**Dokument**
--
Tourenwagen-Erfahrung weist er zudem durch seine WTCC-Einsätze für Citroen in den Saisons 2014 und 2015 auf, die er jeweils auf dem dritten Platz in der Meisterschaft abschloss. Und überhaupt gilt Loeb als absoluter Motorsport-Allrounder, wie er dieses Jahr mit dem zweiten Platz bei der Rallye Dakar und seinem vierten Sieg beim Race of Champions einmal mehr eindrucksvoll unter Beweis stellte.
Götz: Loeb auf einer Stufe mit Schumacher und Rossi
Die DTM-Piloten haben großen Respekt vor Superstar Loeb. "Loeb ist für mich ein absoluter Hero, er steht auf der gleichen Stufe wie Michael Schumacher und Valentino Rossi", sagt der amtierende DTM-Champion Maximilian Götz an diesem Mittwoch. "Er will sich mit den GT3-Experten messen, deshalb großer Respekt an ihn. Ich habe mich heute Morgen mit ihm unterhalten, und ich habe ihm gesagt, er soll einfach auf dem Asphalt bleiben."
"Er ist einer der talentiertesten und komplettesten Rennfahrer auf der Welt. Er muss niemandem etwas beweisen und es ist bemerkenswert, dass er sich dieser schwierigen Aufgabe stellt", ergänzte Porsche-Werksfahrer Thomas Preining, der dieses Jahr sein DTM-Debüt mit dem KÜS Team Bernhard gibt.
--
**Textaufgabe 1**
Auf welchem Platz landete Loeb laut Dokument dieses Jahr bei der Rallye Dakar?
Die Datensätze haben mit dem Dokument nichts zu tun.
--
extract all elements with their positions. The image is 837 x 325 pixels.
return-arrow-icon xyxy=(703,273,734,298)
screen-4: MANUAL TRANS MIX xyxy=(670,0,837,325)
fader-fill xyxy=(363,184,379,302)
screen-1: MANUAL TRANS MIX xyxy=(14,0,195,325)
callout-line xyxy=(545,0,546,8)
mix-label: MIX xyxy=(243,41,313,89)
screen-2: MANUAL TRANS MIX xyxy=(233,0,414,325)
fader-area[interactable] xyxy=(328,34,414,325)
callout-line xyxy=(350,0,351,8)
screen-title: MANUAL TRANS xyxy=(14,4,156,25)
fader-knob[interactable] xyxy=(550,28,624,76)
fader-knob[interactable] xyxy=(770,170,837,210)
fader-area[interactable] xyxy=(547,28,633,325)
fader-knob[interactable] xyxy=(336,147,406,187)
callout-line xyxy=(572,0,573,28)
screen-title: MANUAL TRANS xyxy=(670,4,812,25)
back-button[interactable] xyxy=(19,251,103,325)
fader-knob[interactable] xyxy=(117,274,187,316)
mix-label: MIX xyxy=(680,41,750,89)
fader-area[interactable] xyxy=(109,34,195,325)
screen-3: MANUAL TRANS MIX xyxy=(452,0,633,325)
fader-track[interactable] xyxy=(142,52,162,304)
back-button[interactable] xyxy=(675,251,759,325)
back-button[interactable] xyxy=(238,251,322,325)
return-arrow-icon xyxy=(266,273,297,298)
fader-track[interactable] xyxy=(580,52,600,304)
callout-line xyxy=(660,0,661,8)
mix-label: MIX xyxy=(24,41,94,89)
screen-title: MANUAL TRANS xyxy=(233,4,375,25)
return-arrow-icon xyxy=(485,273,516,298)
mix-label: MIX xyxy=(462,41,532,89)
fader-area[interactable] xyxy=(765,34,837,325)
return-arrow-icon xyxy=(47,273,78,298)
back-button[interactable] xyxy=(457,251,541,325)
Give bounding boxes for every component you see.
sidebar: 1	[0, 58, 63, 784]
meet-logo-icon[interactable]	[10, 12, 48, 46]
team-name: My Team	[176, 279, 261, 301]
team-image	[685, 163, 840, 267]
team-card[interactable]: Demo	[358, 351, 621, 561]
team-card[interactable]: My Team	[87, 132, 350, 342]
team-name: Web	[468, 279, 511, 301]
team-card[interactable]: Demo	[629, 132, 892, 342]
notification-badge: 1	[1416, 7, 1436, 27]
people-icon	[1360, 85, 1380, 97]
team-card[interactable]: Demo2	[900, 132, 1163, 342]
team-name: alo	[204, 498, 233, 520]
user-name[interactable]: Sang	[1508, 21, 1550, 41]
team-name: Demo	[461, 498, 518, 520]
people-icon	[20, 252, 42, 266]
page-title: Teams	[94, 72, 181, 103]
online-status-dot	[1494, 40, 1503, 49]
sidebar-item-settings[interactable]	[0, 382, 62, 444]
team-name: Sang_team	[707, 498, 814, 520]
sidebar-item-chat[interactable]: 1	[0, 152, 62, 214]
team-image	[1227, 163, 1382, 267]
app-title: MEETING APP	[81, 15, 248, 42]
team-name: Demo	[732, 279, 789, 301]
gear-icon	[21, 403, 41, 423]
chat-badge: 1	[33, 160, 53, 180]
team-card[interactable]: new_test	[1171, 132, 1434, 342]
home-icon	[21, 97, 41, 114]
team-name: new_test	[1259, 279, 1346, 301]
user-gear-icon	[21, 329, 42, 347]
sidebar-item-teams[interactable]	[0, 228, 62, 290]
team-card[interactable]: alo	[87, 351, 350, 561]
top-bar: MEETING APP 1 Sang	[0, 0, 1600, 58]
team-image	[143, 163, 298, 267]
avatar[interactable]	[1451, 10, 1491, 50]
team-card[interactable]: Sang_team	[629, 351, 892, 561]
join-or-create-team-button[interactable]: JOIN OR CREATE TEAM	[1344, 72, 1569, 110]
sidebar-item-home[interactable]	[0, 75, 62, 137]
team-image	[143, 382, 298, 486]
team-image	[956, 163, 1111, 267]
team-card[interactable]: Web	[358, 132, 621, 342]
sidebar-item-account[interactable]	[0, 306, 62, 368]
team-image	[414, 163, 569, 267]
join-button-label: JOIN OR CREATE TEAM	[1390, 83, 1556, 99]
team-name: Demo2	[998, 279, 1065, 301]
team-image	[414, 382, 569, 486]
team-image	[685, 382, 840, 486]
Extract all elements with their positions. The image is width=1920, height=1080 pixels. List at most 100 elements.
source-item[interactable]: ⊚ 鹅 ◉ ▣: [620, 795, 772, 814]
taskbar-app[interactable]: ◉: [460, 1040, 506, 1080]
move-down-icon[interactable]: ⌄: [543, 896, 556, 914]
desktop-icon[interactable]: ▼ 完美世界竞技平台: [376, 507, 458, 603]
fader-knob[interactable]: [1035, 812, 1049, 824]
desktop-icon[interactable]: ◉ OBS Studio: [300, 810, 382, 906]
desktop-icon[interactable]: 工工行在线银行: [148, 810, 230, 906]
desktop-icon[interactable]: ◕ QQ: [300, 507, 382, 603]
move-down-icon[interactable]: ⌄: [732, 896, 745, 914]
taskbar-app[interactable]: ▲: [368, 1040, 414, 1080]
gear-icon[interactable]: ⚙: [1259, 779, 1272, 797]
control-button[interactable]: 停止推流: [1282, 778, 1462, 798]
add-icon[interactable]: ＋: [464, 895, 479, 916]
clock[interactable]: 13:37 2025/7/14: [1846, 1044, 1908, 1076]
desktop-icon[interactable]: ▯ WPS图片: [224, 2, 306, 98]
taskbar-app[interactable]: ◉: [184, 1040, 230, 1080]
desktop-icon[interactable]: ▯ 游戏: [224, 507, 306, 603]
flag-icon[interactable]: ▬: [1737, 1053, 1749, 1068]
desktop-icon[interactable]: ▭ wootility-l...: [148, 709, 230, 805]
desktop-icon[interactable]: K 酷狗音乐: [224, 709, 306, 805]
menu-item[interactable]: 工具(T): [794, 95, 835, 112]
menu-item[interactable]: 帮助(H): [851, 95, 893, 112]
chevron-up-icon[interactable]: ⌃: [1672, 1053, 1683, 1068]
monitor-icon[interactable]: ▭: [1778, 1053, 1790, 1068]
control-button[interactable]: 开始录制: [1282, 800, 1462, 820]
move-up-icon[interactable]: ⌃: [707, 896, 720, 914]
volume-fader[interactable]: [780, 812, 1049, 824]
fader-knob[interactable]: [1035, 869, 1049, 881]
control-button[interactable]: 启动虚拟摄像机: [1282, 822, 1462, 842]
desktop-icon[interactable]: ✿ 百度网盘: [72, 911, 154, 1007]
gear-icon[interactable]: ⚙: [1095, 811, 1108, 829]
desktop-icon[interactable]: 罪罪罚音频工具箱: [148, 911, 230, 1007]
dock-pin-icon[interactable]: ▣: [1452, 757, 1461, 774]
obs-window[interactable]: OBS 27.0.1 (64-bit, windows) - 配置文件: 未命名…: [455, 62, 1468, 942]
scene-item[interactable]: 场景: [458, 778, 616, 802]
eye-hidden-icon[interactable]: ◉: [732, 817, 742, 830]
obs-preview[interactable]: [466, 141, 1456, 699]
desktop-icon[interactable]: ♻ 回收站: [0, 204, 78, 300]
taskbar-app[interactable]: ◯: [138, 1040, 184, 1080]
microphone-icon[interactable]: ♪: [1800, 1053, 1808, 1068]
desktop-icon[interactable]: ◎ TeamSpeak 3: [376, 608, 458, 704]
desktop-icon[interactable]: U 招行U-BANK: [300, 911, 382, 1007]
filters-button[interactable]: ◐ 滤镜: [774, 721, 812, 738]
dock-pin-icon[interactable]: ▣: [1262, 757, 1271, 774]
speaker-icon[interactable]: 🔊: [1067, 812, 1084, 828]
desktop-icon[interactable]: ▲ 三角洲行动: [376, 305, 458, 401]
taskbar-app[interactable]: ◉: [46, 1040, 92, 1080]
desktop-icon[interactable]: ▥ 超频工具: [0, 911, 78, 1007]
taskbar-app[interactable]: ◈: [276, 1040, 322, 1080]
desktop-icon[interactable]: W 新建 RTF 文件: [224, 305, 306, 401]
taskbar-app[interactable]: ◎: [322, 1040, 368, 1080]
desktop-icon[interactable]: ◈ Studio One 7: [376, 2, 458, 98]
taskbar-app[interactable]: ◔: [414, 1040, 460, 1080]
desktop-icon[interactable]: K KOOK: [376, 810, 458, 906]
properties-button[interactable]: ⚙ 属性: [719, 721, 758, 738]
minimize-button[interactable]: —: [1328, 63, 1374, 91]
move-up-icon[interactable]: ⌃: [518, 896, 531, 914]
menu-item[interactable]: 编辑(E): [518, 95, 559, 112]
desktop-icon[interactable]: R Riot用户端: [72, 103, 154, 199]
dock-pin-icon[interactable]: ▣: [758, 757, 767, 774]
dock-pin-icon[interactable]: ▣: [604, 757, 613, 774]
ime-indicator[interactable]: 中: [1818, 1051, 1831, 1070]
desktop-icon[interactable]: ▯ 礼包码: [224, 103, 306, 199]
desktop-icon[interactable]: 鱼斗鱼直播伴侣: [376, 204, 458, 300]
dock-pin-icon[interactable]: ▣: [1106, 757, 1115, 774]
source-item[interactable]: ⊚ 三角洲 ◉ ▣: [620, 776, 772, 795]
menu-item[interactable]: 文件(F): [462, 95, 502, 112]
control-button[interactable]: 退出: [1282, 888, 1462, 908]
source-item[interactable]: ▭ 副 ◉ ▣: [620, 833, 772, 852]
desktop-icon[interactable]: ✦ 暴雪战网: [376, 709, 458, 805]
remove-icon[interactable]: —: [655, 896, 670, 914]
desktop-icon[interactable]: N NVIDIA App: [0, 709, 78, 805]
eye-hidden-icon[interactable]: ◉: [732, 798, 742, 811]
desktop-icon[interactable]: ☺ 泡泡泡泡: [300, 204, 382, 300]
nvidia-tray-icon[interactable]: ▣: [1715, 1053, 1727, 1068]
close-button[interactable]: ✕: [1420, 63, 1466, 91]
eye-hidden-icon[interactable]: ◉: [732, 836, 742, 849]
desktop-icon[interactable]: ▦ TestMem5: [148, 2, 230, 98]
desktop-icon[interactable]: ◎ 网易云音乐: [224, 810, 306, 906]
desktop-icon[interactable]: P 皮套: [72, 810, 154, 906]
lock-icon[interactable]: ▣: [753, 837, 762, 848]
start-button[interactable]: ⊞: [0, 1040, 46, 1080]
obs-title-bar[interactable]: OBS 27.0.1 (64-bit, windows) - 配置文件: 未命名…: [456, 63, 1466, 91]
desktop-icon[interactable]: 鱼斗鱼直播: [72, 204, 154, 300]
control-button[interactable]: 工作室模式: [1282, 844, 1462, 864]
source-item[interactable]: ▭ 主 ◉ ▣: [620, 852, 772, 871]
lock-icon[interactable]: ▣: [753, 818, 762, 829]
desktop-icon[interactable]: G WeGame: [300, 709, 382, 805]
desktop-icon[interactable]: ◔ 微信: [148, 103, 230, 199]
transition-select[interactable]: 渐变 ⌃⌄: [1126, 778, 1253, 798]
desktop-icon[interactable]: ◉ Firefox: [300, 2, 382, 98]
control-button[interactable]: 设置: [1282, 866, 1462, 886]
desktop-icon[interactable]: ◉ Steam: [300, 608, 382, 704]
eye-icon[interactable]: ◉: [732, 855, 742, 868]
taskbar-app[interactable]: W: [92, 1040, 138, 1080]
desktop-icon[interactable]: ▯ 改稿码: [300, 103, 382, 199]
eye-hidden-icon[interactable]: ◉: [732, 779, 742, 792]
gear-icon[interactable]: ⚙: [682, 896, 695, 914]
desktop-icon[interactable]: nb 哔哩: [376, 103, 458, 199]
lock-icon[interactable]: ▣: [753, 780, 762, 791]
--
**Textaufgabe 2**
Aktualisiere die Datensätze vom ersten bis einschließlich zu der Zeile mit "fader-knob[interactable] xyxy=(117,274,187,316)": Ersetze darin "callout-line" durch "guide-line" und lass alles andere unverändert. Gib nur diese Zeilen aus.

**Lösung 1**
Auf dem zweiten Platz.

**Lösung 2**
extract all elements with their positions. The image is 837 x 325 pixels.
return-arrow-icon xyxy=(703,273,734,298)
screen-4: MANUAL TRANS MIX xyxy=(670,0,837,325)
fader-fill xyxy=(363,184,379,302)
screen-1: MANUAL TRANS MIX xyxy=(14,0,195,325)
guide-line xyxy=(545,0,546,8)
mix-label: MIX xyxy=(243,41,313,89)
screen-2: MANUAL TRANS MIX xyxy=(233,0,414,325)
fader-area[interactable] xyxy=(328,34,414,325)
guide-line xyxy=(350,0,351,8)
screen-title: MANUAL TRANS xyxy=(14,4,156,25)
fader-knob[interactable] xyxy=(550,28,624,76)
fader-knob[interactable] xyxy=(770,170,837,210)
fader-area[interactable] xyxy=(547,28,633,325)
fader-knob[interactable] xyxy=(336,147,406,187)
guide-line xyxy=(572,0,573,28)
screen-title: MANUAL TRANS xyxy=(670,4,812,25)
back-button[interactable] xyxy=(19,251,103,325)
fader-knob[interactable] xyxy=(117,274,187,316)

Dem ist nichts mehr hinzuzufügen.